===== DATA SUPPLIED =====
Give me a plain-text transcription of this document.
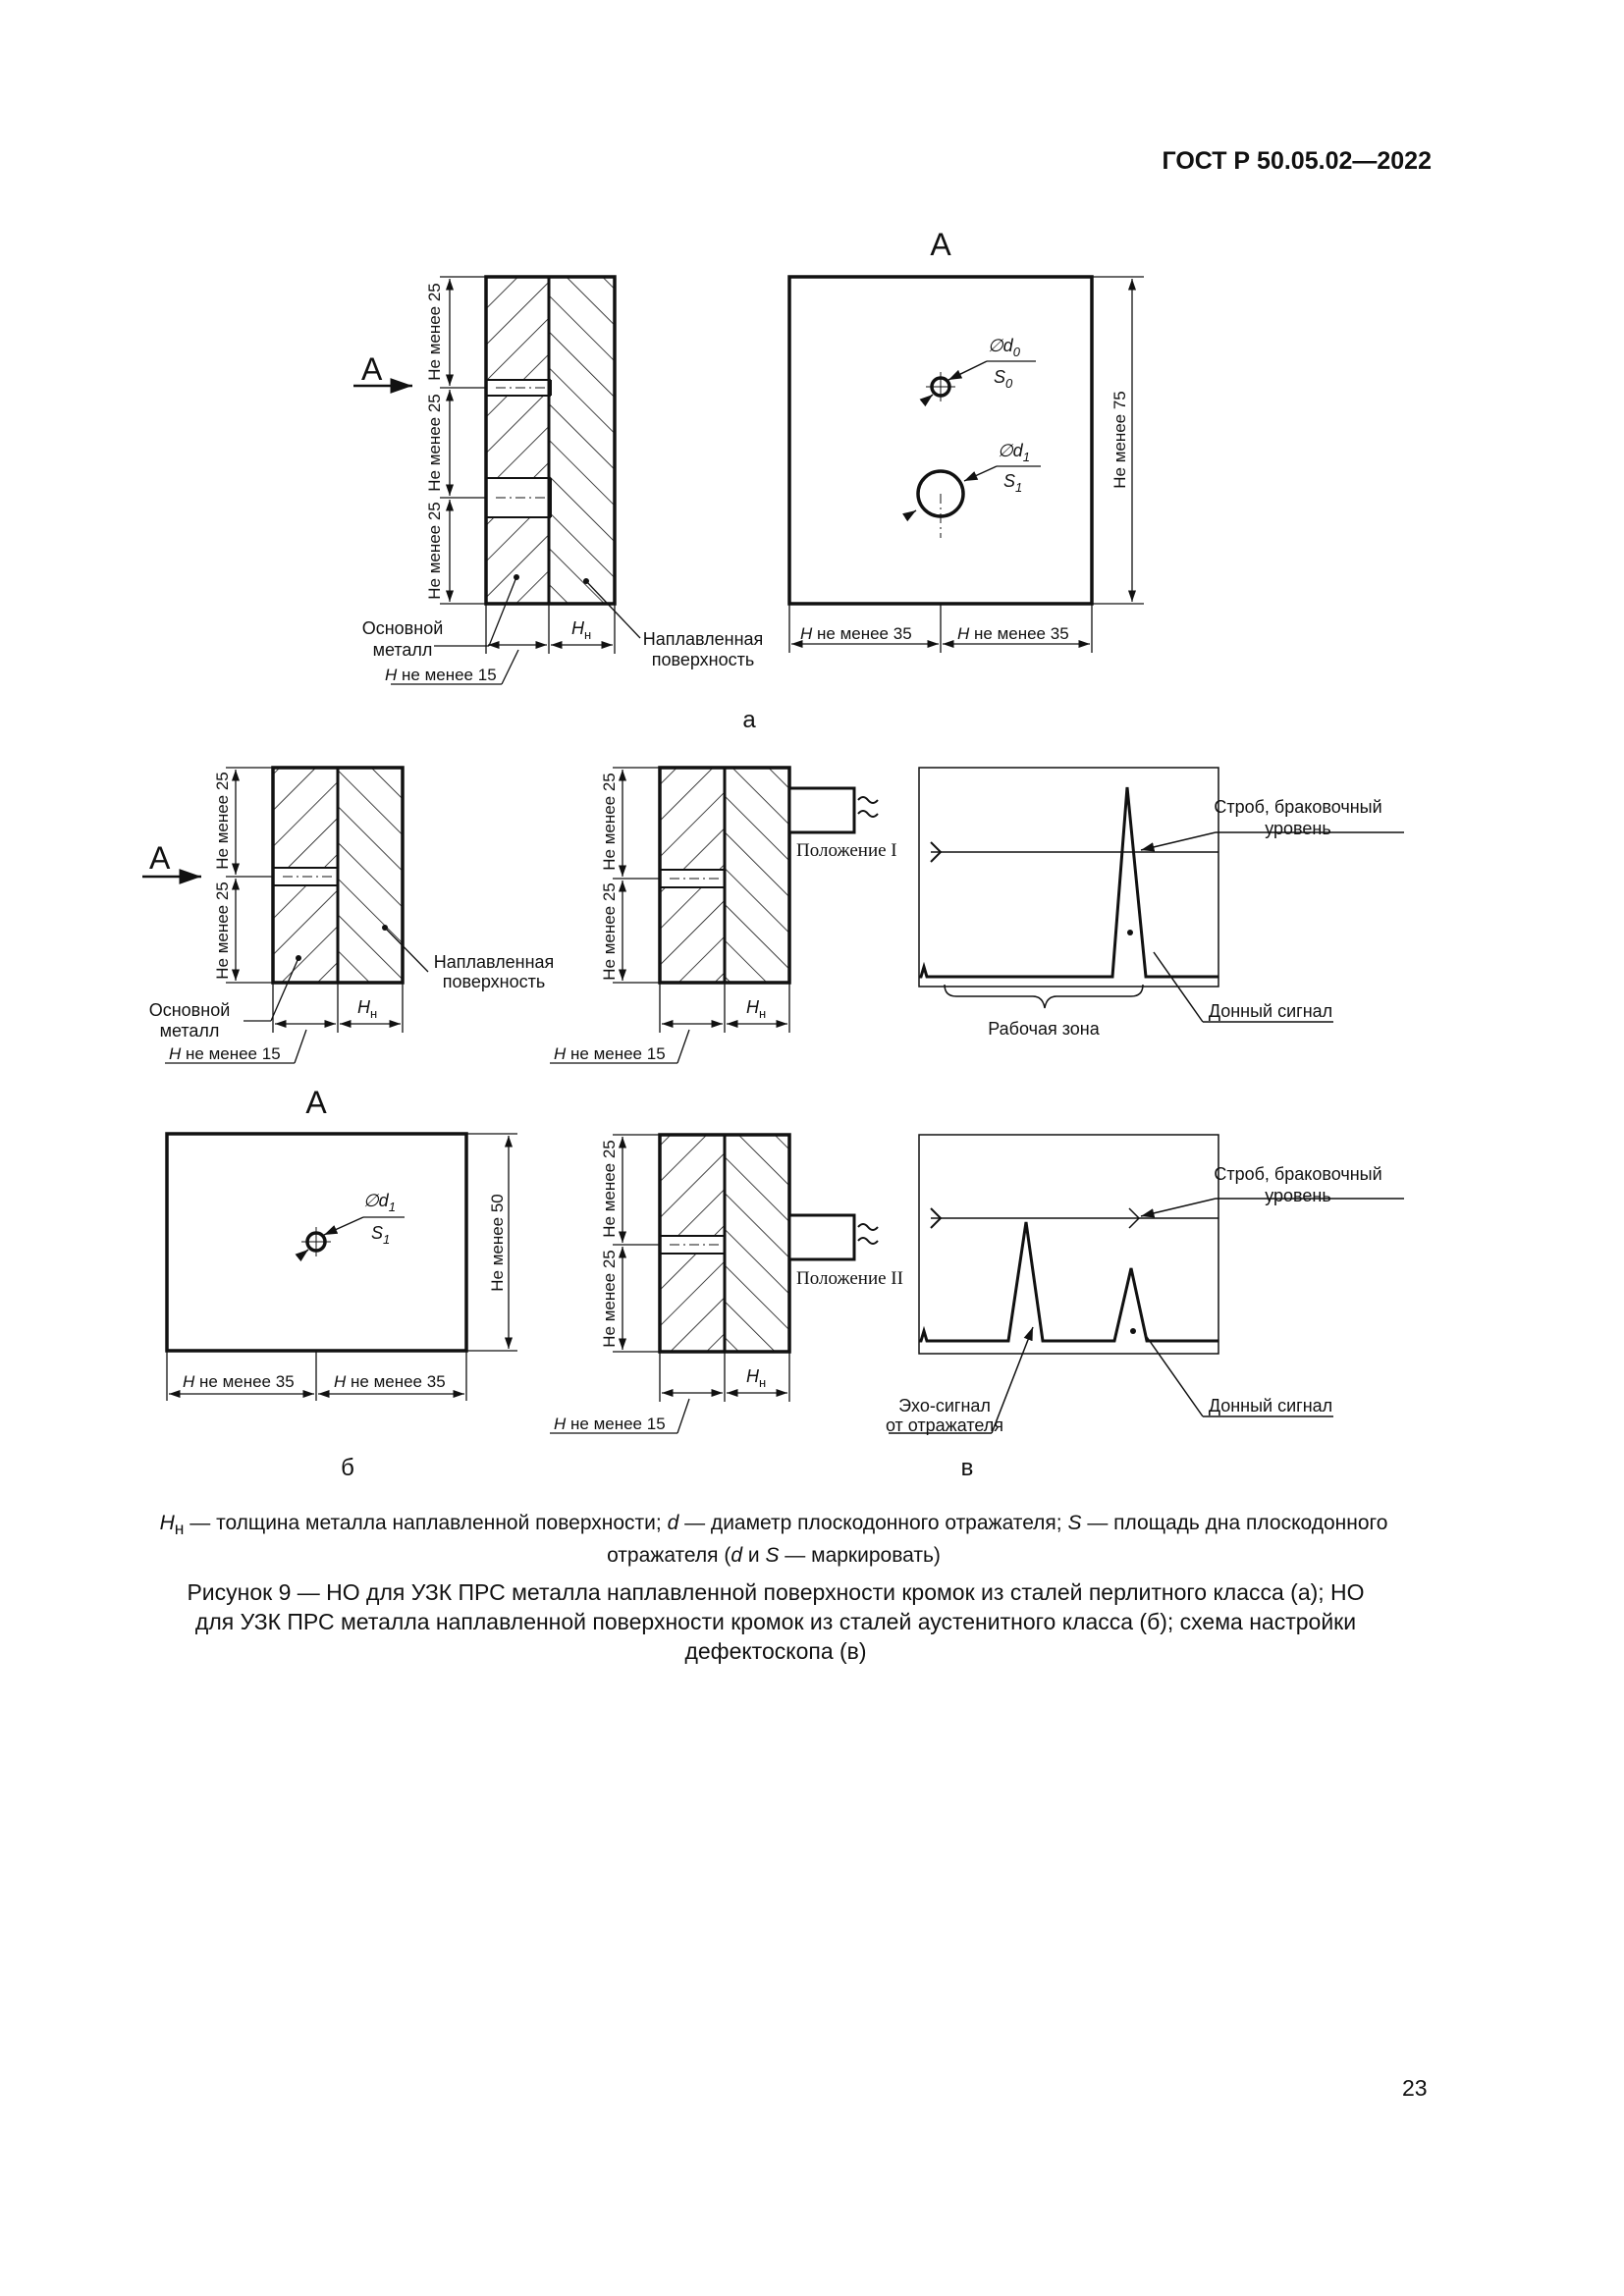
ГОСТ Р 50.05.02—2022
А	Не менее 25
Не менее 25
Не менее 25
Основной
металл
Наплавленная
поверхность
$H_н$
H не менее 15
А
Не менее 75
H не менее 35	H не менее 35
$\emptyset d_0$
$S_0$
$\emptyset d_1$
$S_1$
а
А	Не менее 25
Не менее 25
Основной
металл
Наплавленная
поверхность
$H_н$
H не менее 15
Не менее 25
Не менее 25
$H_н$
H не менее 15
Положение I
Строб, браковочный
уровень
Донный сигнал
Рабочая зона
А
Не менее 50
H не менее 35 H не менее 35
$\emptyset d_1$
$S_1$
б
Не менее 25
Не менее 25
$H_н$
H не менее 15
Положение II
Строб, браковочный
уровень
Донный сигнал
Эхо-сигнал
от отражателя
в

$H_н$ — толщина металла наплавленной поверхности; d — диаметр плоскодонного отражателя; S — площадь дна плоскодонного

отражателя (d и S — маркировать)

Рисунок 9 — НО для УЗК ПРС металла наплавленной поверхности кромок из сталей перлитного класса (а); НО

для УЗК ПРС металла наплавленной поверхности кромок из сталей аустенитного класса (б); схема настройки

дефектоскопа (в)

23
=====
# SHORT EXERCISE
Make an exact copy of every entry above, minus the images.

# OUTPUT
Give me a plain-text transcription of this document.
ГОСТ Р 50.05.02—2022
А	Не менее 25
Не менее 25
Не менее 25
Основной
металл
Наплавленная
поверхность
$H_н$
H не менее 15
А
Не менее 75
H не менее 35	H не менее 35
$\emptyset d_0$
$S_0$
$\emptyset d_1$
$S_1$
а
А	Не менее 25
Не менее 25
Основной
металл
Наплавленная
поверхность
$H_н$
H не менее 15
Не менее 25
Не менее 25
$H_н$
H не менее 15
Положение I
Строб, браковочный
уровень
Донный сигнал
Рабочая зона
А
Не менее 50
H не менее 35 H не менее 35
$\emptyset d_1$
$S_1$
б
Не менее 25
Не менее 25
$H_н$
H не менее 15
Положение II
Строб, браковочный
уровень
Донный сигнал
Эхо-сигнал
от отражателя
в

$H_н$ — толщина металла наплавленной поверхности; d — диаметр плоскодонного отражателя; S — площадь дна плоскодонного

отражателя (d и S — маркировать)

Рисунок 9 — НО для УЗК ПРС металла наплавленной поверхности кромок из сталей перлитного класса (а); НО

для УЗК ПРС металла наплавленной поверхности кромок из сталей аустенитного класса (б); схема настройки

дефектоскопа (в)

23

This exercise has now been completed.